Reproduce every one of the following items word for word, keeping each on its own line.
Start
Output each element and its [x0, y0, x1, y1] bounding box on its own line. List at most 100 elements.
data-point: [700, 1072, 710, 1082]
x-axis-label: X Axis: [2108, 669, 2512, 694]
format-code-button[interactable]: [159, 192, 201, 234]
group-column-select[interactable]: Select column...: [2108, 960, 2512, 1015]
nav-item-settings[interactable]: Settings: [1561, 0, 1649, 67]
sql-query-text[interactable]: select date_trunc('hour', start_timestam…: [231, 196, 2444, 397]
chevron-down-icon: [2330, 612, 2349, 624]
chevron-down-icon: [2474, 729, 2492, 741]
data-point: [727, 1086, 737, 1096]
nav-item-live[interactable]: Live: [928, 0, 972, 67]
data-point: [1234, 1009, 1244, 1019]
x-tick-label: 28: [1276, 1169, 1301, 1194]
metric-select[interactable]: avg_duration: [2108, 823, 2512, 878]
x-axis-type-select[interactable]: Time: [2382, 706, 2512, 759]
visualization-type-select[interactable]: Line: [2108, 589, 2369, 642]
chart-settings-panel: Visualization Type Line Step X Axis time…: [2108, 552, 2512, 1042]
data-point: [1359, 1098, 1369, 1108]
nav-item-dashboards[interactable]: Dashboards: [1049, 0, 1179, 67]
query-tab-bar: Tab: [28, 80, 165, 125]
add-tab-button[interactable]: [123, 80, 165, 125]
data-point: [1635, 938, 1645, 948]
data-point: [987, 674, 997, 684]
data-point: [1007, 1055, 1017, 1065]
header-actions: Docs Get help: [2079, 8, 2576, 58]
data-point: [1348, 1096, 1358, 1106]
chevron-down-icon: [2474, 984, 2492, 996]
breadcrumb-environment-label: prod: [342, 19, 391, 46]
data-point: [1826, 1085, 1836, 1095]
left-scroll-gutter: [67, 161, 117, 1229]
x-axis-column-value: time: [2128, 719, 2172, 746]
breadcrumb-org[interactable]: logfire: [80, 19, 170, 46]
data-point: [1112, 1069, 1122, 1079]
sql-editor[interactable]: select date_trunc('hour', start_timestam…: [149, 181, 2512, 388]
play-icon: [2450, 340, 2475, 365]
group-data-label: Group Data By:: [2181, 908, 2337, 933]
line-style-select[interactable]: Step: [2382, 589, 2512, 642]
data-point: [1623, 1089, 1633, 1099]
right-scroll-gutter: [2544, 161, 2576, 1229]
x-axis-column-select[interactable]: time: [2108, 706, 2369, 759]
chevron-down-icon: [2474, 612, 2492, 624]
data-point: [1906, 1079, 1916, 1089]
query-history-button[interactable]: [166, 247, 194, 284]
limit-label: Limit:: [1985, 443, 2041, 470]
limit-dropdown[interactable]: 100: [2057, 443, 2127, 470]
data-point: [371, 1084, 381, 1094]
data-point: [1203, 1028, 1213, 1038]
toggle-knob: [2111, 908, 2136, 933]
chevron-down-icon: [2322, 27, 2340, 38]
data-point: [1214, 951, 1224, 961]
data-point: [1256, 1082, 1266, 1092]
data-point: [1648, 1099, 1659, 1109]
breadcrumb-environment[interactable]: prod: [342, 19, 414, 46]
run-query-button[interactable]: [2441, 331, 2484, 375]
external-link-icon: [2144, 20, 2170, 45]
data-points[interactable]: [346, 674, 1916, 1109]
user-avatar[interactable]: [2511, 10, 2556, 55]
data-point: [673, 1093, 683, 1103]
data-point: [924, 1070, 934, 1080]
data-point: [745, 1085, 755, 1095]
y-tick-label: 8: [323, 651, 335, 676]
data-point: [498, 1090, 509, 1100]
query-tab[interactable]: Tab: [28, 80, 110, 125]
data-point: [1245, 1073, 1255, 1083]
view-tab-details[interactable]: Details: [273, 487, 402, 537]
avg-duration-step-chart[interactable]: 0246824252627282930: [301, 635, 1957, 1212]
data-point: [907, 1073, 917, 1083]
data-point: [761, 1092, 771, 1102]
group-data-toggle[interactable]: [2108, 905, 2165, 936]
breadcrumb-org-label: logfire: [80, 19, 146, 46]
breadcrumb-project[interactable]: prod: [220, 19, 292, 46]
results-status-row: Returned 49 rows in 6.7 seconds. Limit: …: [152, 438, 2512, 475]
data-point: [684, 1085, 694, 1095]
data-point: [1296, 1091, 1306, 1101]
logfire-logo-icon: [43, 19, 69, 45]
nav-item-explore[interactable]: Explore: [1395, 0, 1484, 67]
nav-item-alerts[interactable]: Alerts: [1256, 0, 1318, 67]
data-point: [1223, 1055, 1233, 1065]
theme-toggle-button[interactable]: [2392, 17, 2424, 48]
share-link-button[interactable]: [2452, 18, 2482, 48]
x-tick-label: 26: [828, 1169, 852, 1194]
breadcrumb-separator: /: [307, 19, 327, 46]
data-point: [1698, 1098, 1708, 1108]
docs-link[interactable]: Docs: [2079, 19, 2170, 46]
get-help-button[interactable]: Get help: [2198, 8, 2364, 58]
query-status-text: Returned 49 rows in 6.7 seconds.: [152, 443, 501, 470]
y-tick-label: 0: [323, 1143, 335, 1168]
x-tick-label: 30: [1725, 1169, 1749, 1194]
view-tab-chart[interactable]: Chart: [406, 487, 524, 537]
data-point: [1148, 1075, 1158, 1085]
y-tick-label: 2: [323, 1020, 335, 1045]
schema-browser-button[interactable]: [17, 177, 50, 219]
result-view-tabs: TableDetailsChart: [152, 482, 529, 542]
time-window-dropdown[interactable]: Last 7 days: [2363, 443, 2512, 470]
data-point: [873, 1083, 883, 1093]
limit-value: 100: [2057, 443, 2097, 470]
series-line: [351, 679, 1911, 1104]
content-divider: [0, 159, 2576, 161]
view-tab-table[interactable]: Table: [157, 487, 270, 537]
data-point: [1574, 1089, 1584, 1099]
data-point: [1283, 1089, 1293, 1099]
End
- RESULT OF THIS TASK -
Output each element and its [x0, y0, x1, y1] bounding box on its own line. List at most 100 elements.
data-point: [700, 1072, 710, 1082]
x-axis-label: X Axis: [2108, 669, 2512, 694]
format-code-button[interactable]: [159, 192, 201, 234]
group-column-select[interactable]: Select column...: [2108, 960, 2512, 1015]
nav-item-settings[interactable]: Settings: [1561, 0, 1649, 67]
sql-query-text[interactable]: select date_trunc('hour', start_timestam…: [231, 196, 2444, 397]
chevron-down-icon: [2330, 612, 2349, 624]
chevron-down-icon: [2474, 729, 2492, 741]
data-point: [727, 1086, 737, 1096]
nav-item-live[interactable]: Live: [928, 0, 972, 67]
data-point: [1234, 1009, 1244, 1019]
x-tick-label: 28: [1276, 1169, 1301, 1194]
metric-select[interactable]: avg_duration: [2108, 823, 2512, 878]
x-axis-type-select[interactable]: Time: [2382, 706, 2512, 759]
visualization-type-select[interactable]: Line: [2108, 589, 2369, 642]
chart-settings-panel: Visualization Type Line Step X Axis time…: [2108, 552, 2512, 1042]
data-point: [1359, 1098, 1369, 1108]
nav-item-dashboards[interactable]: Dashboards: [1049, 0, 1179, 67]
query-tab-bar: Tab: [28, 80, 165, 125]
add-tab-button[interactable]: [123, 80, 165, 125]
data-point: [1635, 938, 1645, 948]
data-point: [987, 674, 997, 684]
data-point: [1007, 1055, 1017, 1065]
header-actions: Docs Get help: [2079, 8, 2576, 58]
data-point: [1348, 1096, 1358, 1106]
chevron-down-icon: [2474, 984, 2492, 996]
breadcrumb-environment-label: prod: [342, 19, 391, 46]
data-point: [1826, 1085, 1836, 1095]
left-scroll-gutter: [67, 161, 117, 1229]
x-axis-column-value: time: [2128, 719, 2172, 746]
breadcrumb-org[interactable]: logfire: [80, 19, 170, 46]
data-point: [1112, 1069, 1122, 1079]
sql-editor[interactable]: select date_trunc('hour', start_timestam…: [149, 181, 2512, 388]
play-icon: [2450, 340, 2475, 365]
group-data-label: Group Data By:: [2181, 908, 2337, 933]
line-style-select[interactable]: Step: [2382, 589, 2512, 642]
data-point: [1623, 1089, 1633, 1099]
right-scroll-gutter: [2544, 161, 2576, 1229]
x-axis-column-select[interactable]: time: [2108, 706, 2369, 759]
chevron-down-icon: [2474, 612, 2492, 624]
data-point: [1906, 1079, 1916, 1089]
query-history-button[interactable]: [166, 247, 194, 284]
limit-label: Limit:: [1985, 443, 2041, 470]
limit-dropdown[interactable]: 100: [2057, 443, 2127, 470]
data-point: [371, 1084, 381, 1094]
data-point: [1203, 1028, 1213, 1038]
toggle-knob: [2111, 908, 2136, 933]
chevron-down-icon: [2322, 27, 2340, 38]
data-point: [1214, 951, 1224, 961]
data-point: [1256, 1082, 1266, 1092]
data-point: [1648, 1099, 1659, 1109]
breadcrumb-environment[interactable]: prod: [342, 19, 414, 46]
run-query-button[interactable]: [2441, 331, 2484, 375]
external-link-icon: [2144, 20, 2170, 45]
data-points[interactable]: [346, 674, 1916, 1109]
user-avatar[interactable]: [2511, 10, 2556, 55]
data-point: [673, 1093, 683, 1103]
data-point: [924, 1070, 934, 1080]
data-point: [745, 1085, 755, 1095]
y-tick-label: 8: [323, 651, 335, 676]
data-point: [498, 1090, 509, 1100]
query-tab[interactable]: Tab: [28, 80, 110, 125]
data-point: [1245, 1073, 1255, 1083]
view-tab-details[interactable]: Details: [273, 487, 402, 537]
avg-duration-step-chart[interactable]: 0246824252627282930: [301, 635, 1957, 1212]
data-point: [907, 1073, 917, 1083]
data-point: [761, 1092, 771, 1102]
group-data-toggle[interactable]: [2108, 905, 2165, 936]
breadcrumb-org-label: logfire: [80, 19, 146, 46]
breadcrumb-project[interactable]: prod: [220, 19, 292, 46]
results-status-row: Returned 49 rows in 6.7 seconds. Limit: …: [152, 438, 2512, 475]
data-point: [684, 1085, 694, 1095]
data-point: [1296, 1091, 1306, 1101]
logfire-logo-icon: [43, 19, 69, 45]
nav-item-explore[interactable]: Explore: [1395, 0, 1484, 67]
nav-item-alerts[interactable]: Alerts: [1256, 0, 1318, 67]
data-point: [1223, 1055, 1233, 1065]
theme-toggle-button[interactable]: [2392, 17, 2424, 48]
share-link-button[interactable]: [2452, 18, 2482, 48]
x-tick-label: 26: [828, 1169, 852, 1194]
breadcrumb-separator: /: [307, 19, 327, 46]
data-point: [1698, 1098, 1708, 1108]
docs-link[interactable]: Docs: [2079, 19, 2170, 46]
get-help-button[interactable]: Get help: [2198, 8, 2364, 58]
query-status-text: Returned 49 rows in 6.7 seconds.: [152, 443, 501, 470]
y-tick-label: 0: [323, 1143, 335, 1168]
x-tick-label: 30: [1725, 1169, 1749, 1194]
view-tab-chart[interactable]: Chart: [406, 487, 524, 537]
data-point: [1148, 1075, 1158, 1085]
y-tick-label: 2: [323, 1020, 335, 1045]
schema-browser-button[interactable]: [17, 177, 50, 219]
result-view-tabs: TableDetailsChart: [152, 482, 529, 542]
time-window-dropdown[interactable]: Last 7 days: [2363, 443, 2512, 470]
data-point: [873, 1083, 883, 1093]
limit-value: 100: [2057, 443, 2097, 470]
series-line: [351, 679, 1911, 1104]
content-divider: [0, 159, 2576, 161]
view-tab-table[interactable]: Table: [157, 487, 270, 537]
data-point: [1574, 1089, 1584, 1099]
data-point: [1283, 1089, 1293, 1099]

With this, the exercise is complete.